- Material for this exercise -
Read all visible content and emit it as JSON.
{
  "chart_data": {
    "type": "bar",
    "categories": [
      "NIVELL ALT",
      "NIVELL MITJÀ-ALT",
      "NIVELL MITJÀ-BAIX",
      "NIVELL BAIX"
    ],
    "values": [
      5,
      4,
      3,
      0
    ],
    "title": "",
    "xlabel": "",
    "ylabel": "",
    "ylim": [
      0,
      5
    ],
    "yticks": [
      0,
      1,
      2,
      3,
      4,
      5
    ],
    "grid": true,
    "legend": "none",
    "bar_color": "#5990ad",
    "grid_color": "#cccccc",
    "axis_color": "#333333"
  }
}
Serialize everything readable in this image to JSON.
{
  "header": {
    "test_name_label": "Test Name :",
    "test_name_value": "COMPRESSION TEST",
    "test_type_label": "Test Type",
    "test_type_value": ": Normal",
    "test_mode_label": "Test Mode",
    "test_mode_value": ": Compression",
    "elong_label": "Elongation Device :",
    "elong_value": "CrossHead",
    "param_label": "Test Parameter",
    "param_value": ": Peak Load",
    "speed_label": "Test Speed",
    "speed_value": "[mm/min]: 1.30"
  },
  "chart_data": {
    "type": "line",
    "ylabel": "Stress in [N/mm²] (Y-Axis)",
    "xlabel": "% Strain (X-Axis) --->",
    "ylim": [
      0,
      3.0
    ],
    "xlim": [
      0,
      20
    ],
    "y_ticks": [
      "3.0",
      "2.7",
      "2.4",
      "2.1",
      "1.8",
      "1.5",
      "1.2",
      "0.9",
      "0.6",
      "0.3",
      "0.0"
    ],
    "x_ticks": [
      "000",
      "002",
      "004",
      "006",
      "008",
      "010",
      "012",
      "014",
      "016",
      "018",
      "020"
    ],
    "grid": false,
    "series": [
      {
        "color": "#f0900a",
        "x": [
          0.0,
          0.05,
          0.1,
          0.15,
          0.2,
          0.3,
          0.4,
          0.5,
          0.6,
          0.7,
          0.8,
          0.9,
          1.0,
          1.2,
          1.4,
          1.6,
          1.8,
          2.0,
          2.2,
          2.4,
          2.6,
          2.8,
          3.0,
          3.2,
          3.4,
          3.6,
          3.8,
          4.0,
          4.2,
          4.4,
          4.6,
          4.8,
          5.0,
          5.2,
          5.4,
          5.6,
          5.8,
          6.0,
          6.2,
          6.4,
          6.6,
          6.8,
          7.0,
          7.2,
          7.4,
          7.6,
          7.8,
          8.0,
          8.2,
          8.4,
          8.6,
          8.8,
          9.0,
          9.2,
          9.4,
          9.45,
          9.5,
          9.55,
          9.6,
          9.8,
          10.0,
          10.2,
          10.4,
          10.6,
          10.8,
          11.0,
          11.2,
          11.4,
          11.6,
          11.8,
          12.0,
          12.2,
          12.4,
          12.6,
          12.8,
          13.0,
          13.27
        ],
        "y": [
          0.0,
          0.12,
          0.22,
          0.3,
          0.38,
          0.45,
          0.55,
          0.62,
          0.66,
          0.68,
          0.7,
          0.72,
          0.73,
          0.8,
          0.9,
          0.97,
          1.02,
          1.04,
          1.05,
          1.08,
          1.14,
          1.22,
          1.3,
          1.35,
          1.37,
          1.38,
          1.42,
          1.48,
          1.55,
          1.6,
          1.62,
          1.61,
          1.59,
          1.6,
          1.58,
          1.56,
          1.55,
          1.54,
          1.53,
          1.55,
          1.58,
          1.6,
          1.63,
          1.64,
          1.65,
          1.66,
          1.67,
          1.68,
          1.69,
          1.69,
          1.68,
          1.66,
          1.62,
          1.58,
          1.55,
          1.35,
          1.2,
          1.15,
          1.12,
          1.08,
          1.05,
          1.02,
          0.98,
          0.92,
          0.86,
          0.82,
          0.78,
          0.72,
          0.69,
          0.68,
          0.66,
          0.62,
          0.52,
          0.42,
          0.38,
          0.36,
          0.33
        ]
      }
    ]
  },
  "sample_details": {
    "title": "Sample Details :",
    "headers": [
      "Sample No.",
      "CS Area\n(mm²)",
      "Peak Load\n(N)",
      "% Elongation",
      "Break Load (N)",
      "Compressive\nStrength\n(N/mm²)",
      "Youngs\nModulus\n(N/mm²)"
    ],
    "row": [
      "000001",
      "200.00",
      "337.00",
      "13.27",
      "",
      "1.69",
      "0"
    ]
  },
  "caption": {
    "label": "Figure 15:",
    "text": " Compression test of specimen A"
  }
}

- Task objective -
Print every record exactly as it was given.

- Answer to this problem -
Read all visible content and emit it as JSON.
{
  "chart_data": {
    "type": "bar",
    "categories": [
      "NIVELL ALT",
      "NIVELL MITJÀ-ALT",
      "NIVELL MITJÀ-BAIX",
      "NIVELL BAIX"
    ],
    "values": [
      5,
      4,
      3,
      0
    ],
    "title": "",
    "xlabel": "",
    "ylabel": "",
    "ylim": [
      0,
      5
    ],
    "yticks": [
      0,
      1,
      2,
      3,
      4,
      5
    ],
    "grid": true,
    "legend": "none",
    "bar_color": "#5990ad",
    "grid_color": "#cccccc",
    "axis_color": "#333333"
  }
}
Serialize everything readable in this image to JSON.
{
  "header": {
    "test_name_label": "Test Name :",
    "test_name_value": "COMPRESSION TEST",
    "test_type_label": "Test Type",
    "test_type_value": ": Normal",
    "test_mode_label": "Test Mode",
    "test_mode_value": ": Compression",
    "elong_label": "Elongation Device :",
    "elong_value": "CrossHead",
    "param_label": "Test Parameter",
    "param_value": ": Peak Load",
    "speed_label": "Test Speed",
    "speed_value": "[mm/min]: 1.30"
  },
  "chart_data": {
    "type": "line",
    "ylabel": "Stress in [N/mm²] (Y-Axis)",
    "xlabel": "% Strain (X-Axis) --->",
    "ylim": [
      0,
      3.0
    ],
    "xlim": [
      0,
      20
    ],
    "y_ticks": [
      "3.0",
      "2.7",
      "2.4",
      "2.1",
      "1.8",
      "1.5",
      "1.2",
      "0.9",
      "0.6",
      "0.3",
      "0.0"
    ],
    "x_ticks": [
      "000",
      "002",
      "004",
      "006",
      "008",
      "010",
      "012",
      "014",
      "016",
      "018",
      "020"
    ],
    "grid": false,
    "series": [
      {
        "color": "#f0900a",
        "x": [
          0.0,
          0.05,
          0.1,
          0.15,
          0.2,
          0.3,
          0.4,
          0.5,
          0.6,
          0.7,
          0.8,
          0.9,
          1.0,
          1.2,
          1.4,
          1.6,
          1.8,
          2.0,
          2.2,
          2.4,
          2.6,
          2.8,
          3.0,
          3.2,
          3.4,
          3.6,
          3.8,
          4.0,
          4.2,
          4.4,
          4.6,
          4.8,
          5.0,
          5.2,
          5.4,
          5.6,
          5.8,
          6.0,
          6.2,
          6.4,
          6.6,
          6.8,
          7.0,
          7.2,
          7.4,
          7.6,
          7.8,
          8.0,
          8.2,
          8.4,
          8.6,
          8.8,
          9.0,
          9.2,
          9.4,
          9.45,
          9.5,
          9.55,
          9.6,
          9.8,
          10.0,
          10.2,
          10.4,
          10.6,
          10.8,
          11.0,
          11.2,
          11.4,
          11.6,
          11.8,
          12.0,
          12.2,
          12.4,
          12.6,
          12.8,
          13.0,
          13.27
        ],
        "y": [
          0.0,
          0.12,
          0.22,
          0.3,
          0.38,
          0.45,
          0.55,
          0.62,
          0.66,
          0.68,
          0.7,
          0.72,
          0.73,
          0.8,
          0.9,
          0.97,
          1.02,
          1.04,
          1.05,
          1.08,
          1.14,
          1.22,
          1.3,
          1.35,
          1.37,
          1.38,
          1.42,
          1.48,
          1.55,
          1.6,
          1.62,
          1.61,
          1.59,
          1.6,
          1.58,
          1.56,
          1.55,
          1.54,
          1.53,
          1.55,
          1.58,
          1.6,
          1.63,
          1.64,
          1.65,
          1.66,
          1.67,
          1.68,
          1.69,
          1.69,
          1.68,
          1.66,
          1.62,
          1.58,
          1.55,
          1.35,
          1.2,
          1.15,
          1.12,
          1.08,
          1.05,
          1.02,
          0.98,
          0.92,
          0.86,
          0.82,
          0.78,
          0.72,
          0.69,
          0.68,
          0.66,
          0.62,
          0.52,
          0.42,
          0.38,
          0.36,
          0.33
        ]
      }
    ]
  },
  "sample_details": {
    "title": "Sample Details :",
    "headers": [
      "Sample No.",
      "CS Area\n(mm²)",
      "Peak Load\n(N)",
      "% Elongation",
      "Break Load (N)",
      "Compressive\nStrength\n(N/mm²)",
      "Youngs\nModulus\n(N/mm²)"
    ],
    "row": [
      "000001",
      "200.00",
      "337.00",
      "13.27",
      "",
      "1.69",
      "0"
    ]
  },
  "caption": {
    "label": "Figure 15:",
    "text": " Compression test of specimen A"
  }
}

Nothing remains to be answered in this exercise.